Element and region listings
--- begin ---
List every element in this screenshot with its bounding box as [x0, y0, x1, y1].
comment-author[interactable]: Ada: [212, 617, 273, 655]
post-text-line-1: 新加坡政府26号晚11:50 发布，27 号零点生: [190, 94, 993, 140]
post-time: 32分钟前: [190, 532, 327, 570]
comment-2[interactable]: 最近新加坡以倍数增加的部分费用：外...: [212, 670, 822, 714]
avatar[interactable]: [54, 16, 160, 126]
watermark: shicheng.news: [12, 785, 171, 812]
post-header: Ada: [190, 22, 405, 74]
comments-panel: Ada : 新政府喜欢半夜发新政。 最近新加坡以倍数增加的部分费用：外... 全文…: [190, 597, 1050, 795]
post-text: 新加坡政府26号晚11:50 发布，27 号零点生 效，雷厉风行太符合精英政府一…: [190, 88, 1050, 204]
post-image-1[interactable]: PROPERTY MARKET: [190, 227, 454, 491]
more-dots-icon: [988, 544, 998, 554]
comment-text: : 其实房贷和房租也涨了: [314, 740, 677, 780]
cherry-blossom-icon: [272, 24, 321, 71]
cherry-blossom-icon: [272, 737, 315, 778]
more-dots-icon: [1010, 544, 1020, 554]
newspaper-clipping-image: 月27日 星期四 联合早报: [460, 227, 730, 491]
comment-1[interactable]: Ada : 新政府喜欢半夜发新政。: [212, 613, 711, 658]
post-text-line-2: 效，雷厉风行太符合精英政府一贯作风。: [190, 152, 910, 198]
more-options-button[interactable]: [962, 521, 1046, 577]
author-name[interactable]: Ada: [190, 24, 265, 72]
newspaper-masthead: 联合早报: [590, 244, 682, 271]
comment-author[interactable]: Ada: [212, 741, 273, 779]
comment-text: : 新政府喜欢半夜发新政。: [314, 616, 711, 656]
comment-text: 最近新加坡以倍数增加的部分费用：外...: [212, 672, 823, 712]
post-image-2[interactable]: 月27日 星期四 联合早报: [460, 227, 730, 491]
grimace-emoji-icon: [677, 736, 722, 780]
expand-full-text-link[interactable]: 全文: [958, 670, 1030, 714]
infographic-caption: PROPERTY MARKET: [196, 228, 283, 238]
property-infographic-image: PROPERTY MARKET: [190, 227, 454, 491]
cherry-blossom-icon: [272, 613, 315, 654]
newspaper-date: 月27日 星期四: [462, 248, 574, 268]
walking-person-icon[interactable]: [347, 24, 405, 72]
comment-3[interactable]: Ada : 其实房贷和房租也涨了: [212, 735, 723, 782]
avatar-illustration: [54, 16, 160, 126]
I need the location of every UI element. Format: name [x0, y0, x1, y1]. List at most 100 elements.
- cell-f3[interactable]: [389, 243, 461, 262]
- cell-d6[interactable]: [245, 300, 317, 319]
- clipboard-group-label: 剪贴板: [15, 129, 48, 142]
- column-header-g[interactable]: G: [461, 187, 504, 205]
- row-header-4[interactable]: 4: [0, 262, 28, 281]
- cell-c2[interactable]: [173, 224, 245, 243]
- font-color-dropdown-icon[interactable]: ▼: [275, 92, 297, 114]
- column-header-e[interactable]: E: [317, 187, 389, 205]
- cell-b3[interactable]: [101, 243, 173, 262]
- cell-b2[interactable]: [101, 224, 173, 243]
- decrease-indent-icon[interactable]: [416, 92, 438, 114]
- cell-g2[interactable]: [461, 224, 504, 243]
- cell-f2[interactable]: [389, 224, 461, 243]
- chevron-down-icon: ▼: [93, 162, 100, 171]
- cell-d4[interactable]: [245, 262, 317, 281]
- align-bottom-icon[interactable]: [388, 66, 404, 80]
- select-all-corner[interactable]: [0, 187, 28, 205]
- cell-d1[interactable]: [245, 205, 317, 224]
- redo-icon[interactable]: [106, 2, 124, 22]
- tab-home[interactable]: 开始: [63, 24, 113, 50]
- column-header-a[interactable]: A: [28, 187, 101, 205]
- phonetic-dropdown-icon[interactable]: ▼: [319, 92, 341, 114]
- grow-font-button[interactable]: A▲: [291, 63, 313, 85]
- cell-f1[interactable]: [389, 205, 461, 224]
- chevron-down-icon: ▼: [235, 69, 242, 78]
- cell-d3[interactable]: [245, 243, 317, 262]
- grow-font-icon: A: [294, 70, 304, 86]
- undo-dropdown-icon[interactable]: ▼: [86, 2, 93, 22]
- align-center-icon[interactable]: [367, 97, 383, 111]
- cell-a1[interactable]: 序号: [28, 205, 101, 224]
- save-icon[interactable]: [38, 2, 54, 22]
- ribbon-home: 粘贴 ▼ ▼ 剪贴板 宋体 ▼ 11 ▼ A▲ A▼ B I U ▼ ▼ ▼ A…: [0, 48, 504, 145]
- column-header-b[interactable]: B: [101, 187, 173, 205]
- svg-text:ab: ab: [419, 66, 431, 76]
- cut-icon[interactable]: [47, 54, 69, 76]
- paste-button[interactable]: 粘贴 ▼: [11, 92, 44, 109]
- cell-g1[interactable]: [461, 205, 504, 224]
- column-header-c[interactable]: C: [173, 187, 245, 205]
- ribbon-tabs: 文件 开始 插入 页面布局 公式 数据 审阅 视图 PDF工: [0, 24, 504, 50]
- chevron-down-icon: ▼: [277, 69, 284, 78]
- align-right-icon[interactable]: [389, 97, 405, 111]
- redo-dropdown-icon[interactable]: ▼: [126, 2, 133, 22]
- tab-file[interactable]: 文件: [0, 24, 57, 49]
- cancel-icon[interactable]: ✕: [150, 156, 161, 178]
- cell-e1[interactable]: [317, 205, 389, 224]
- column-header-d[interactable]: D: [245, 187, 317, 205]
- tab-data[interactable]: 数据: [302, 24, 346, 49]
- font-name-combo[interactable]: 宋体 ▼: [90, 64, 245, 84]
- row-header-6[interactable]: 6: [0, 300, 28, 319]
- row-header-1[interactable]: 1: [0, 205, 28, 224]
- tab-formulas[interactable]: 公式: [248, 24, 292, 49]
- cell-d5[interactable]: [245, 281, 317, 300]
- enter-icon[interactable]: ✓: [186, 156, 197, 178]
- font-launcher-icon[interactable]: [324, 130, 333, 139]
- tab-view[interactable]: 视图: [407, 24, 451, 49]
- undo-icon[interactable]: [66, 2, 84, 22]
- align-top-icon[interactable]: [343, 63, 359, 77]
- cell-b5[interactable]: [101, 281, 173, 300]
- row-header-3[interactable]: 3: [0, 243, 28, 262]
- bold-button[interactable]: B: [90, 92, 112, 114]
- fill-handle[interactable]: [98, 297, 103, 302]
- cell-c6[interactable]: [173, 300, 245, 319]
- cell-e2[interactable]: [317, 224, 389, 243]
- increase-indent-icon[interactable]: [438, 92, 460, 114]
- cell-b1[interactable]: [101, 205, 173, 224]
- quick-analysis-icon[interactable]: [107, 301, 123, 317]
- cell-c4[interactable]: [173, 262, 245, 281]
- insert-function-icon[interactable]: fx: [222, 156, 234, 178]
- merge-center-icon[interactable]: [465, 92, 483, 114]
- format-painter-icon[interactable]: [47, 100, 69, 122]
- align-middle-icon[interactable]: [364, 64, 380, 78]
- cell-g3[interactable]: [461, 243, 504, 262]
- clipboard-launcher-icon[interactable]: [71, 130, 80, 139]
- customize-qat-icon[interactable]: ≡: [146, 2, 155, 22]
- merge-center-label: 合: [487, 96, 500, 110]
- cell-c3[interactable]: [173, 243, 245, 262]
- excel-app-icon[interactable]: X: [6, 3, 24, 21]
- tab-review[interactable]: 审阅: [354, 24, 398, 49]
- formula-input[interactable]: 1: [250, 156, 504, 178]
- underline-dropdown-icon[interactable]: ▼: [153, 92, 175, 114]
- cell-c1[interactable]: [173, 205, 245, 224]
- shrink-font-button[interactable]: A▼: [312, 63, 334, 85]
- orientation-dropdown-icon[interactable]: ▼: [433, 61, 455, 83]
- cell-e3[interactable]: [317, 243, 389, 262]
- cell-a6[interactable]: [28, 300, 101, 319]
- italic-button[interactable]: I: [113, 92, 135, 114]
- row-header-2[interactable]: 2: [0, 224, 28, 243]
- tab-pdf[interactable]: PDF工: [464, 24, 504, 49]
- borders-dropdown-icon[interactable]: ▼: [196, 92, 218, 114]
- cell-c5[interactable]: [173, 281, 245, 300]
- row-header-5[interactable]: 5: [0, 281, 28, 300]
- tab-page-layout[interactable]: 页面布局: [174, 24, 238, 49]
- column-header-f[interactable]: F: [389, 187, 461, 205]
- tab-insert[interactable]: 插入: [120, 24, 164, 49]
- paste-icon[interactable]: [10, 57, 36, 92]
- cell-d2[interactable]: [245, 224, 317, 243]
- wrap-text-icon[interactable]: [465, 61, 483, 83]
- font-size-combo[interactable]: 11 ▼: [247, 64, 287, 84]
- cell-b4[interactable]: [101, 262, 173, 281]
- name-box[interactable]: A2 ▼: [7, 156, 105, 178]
--- end ---
EXERCISE DESCRIPTION: Repeat everything from the start of the material down to and including the line that contains "post-text: 新加坡政府26号晚11:50 发布，27".

COMPLETE RESPONSE:
List every element in this screenshot with its bounding box as [x0, y0, x1, y1].
comment-author[interactable]: Ada: [212, 617, 273, 655]
post-text-line-1: 新加坡政府26号晚11:50 发布，27 号零点生: [190, 94, 993, 140]
post-time: 32分钟前: [190, 532, 327, 570]
comment-2[interactable]: 最近新加坡以倍数增加的部分费用：外...: [212, 670, 822, 714]
avatar[interactable]: [54, 16, 160, 126]
watermark: shicheng.news: [12, 785, 171, 812]
post-header: Ada: [190, 22, 405, 74]
comments-panel: Ada : 新政府喜欢半夜发新政。 最近新加坡以倍数增加的部分费用：外... 全文…: [190, 597, 1050, 795]
post-text: 新加坡政府26号晚11:50 发布，27 号零点生 效，雷厉风行太符合精英政府一…: [190, 88, 1050, 204]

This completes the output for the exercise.